··· Provided entries

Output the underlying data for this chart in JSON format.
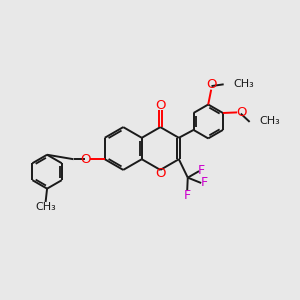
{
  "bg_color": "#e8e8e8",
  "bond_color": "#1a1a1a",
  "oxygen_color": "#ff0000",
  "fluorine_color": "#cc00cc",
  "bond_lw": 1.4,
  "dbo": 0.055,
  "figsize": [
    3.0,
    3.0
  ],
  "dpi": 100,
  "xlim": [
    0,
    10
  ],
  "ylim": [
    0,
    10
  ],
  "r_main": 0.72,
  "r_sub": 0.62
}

······
··· Provided entries

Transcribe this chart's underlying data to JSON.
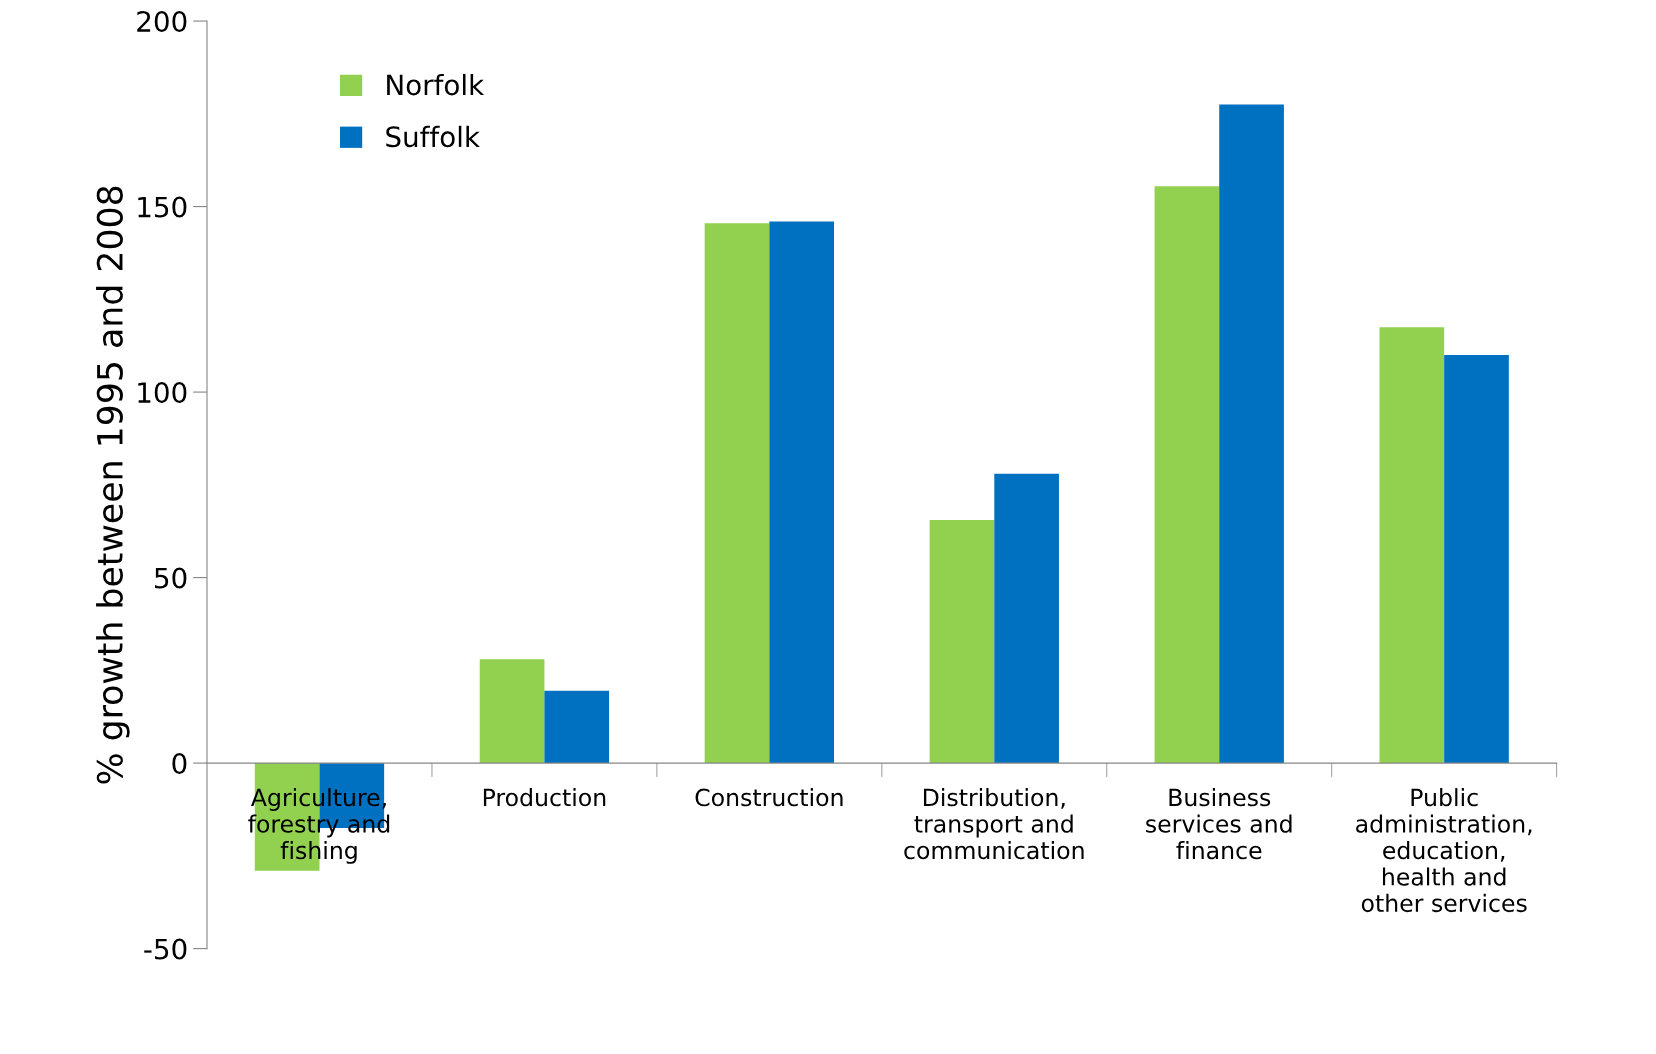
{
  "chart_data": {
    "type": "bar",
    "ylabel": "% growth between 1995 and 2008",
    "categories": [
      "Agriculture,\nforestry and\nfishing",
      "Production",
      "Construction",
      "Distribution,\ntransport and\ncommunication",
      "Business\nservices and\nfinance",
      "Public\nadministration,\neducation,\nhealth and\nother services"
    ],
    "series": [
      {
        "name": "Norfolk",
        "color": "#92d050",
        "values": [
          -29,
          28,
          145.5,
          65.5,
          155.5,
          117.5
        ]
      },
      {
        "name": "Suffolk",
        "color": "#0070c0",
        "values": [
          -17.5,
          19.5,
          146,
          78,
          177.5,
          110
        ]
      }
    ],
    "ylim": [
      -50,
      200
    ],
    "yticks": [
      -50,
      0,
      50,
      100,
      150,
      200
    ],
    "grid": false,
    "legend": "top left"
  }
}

······

— Given instruction —
Respond with nothing but the number of lines in the entries that contain the string "this".

— Correct response —
2